● What the task asks: Note each line where "this" appears, and copy it.

● Dataset:
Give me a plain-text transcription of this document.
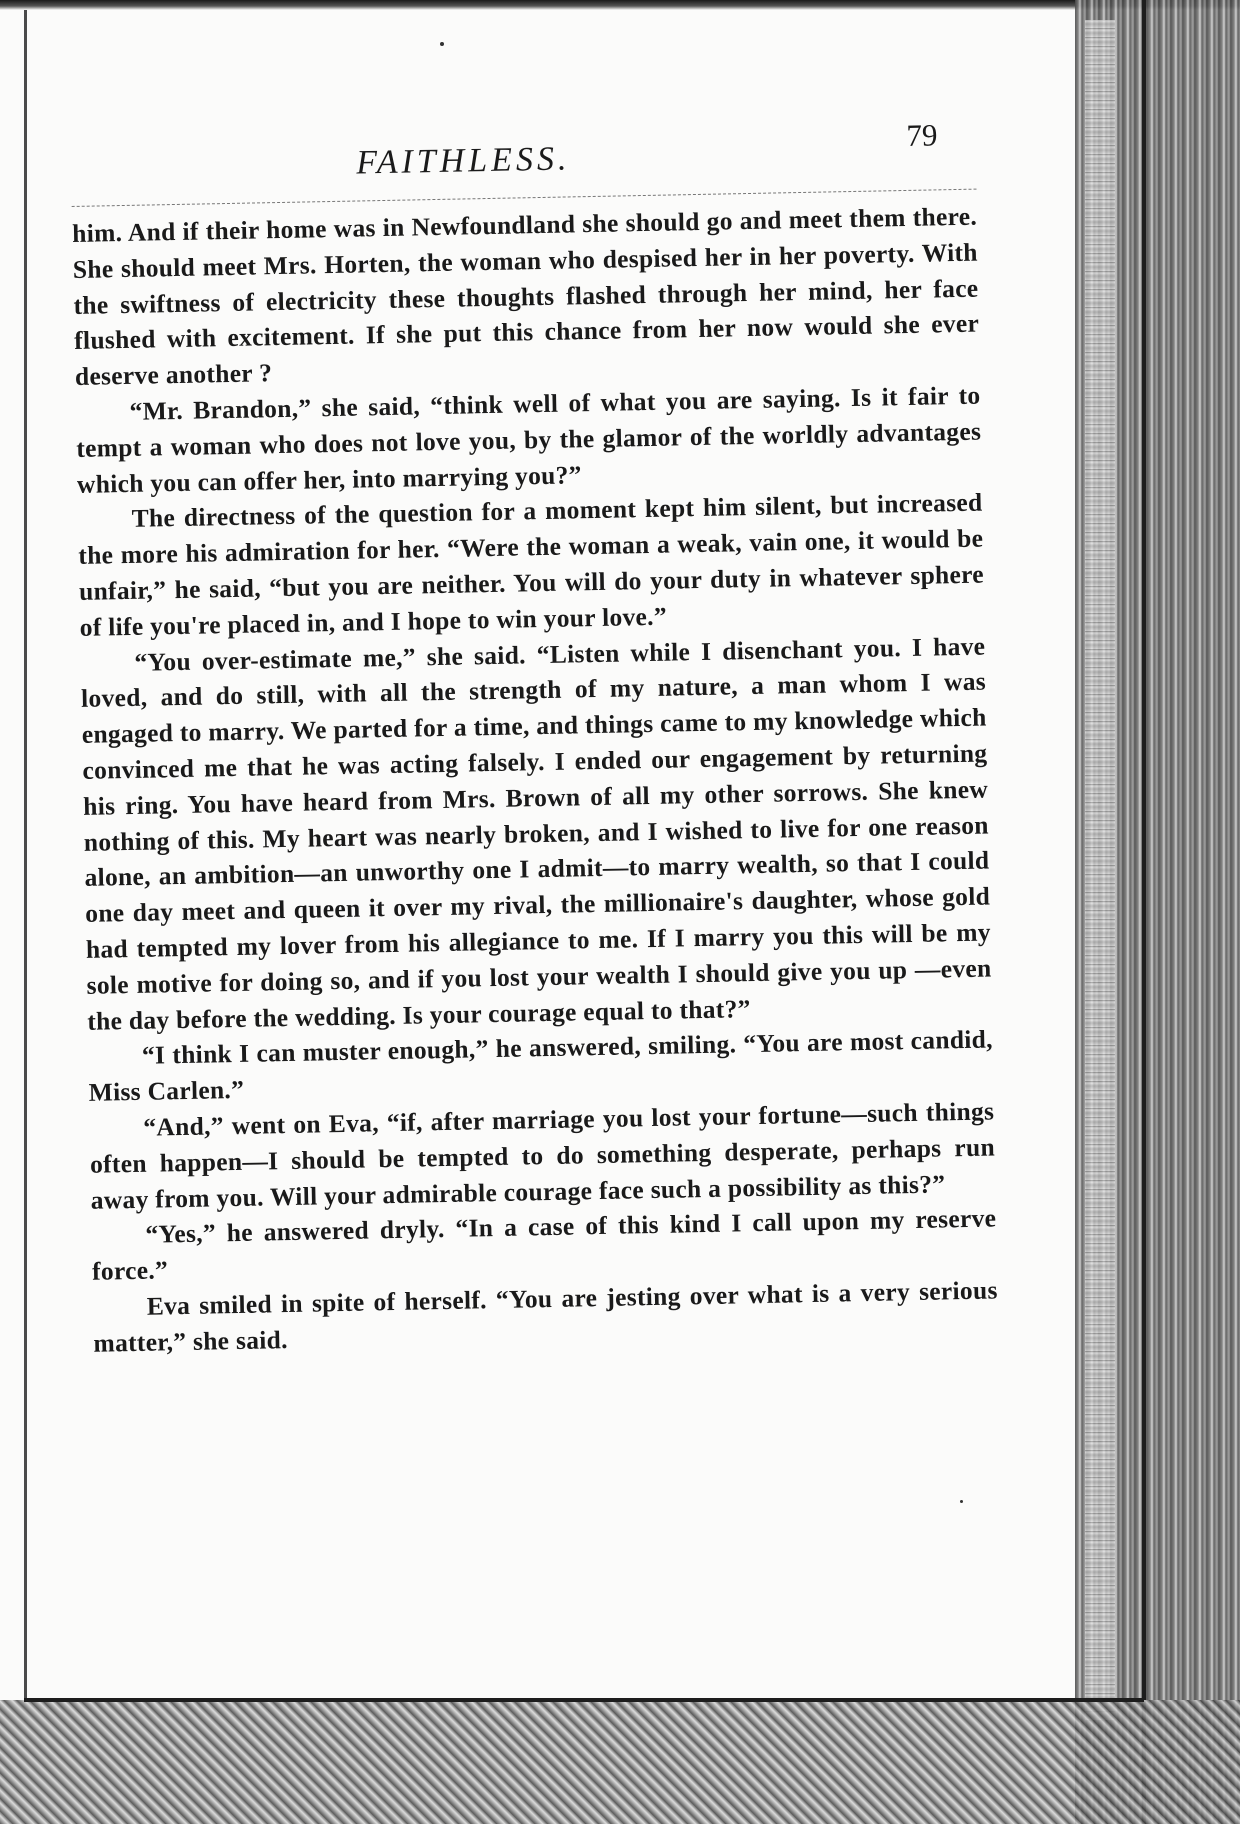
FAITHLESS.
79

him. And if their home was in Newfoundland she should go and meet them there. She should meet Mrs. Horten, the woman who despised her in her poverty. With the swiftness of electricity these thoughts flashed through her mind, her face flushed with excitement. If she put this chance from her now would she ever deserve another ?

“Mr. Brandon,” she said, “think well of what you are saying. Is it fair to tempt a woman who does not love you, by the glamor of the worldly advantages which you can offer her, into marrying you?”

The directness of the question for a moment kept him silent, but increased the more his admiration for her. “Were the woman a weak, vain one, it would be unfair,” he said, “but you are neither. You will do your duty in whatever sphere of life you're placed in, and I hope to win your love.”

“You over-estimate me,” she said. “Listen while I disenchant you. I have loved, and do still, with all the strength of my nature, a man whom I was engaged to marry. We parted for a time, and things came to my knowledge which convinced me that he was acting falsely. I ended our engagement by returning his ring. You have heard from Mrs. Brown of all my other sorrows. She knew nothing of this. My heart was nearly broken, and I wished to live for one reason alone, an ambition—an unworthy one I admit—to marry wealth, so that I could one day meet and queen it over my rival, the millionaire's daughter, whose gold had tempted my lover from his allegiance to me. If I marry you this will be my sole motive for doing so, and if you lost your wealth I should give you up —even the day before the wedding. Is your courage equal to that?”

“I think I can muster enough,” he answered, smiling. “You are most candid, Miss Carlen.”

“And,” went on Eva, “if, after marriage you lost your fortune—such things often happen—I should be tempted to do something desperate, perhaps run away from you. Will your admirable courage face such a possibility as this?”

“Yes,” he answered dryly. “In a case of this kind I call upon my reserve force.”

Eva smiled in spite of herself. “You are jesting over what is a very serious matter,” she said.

● Task answer:
Give me a plain-text transcription of this document.
him. And if their home was in Newfoundland she should go and meet them there. She should meet Mrs. Horten, the woman who despised her in her poverty. With the swiftness of electricity these thoughts flashed through her mind, her face flushed with excitement. If she put this chance from her now would she ever deserve another ?
“You over-estimate me,” she said. “Listen while I disenchant you. I have loved, and do still, with all the strength of my nature, a man whom I was engaged to marry. We parted for a time, and things came to my knowledge which convinced me that he was acting falsely. I ended our engagement by returning his ring. You have heard from Mrs. Brown of all my other sorrows. She knew nothing of this. My heart was nearly broken, and I wished to live for one reason alone, an ambition—an unworthy one I admit—to marry wealth, so that I could one day meet and queen it over my rival, the millionaire's daughter, whose gold had tempted my lover from his allegiance to me. If I marry you this will be my sole motive for doing so, and if you lost your wealth I should give you up —even the day before the wedding. Is your courage equal to that?”
“And,” went on Eva, “if, after marriage you lost your fortune—such things often happen—I should be tempted to do something desperate, perhaps run away from you. Will your admirable courage face such a possibility as this?”
“Yes,” he answered dryly. “In a case of this kind I call upon my reserve force.”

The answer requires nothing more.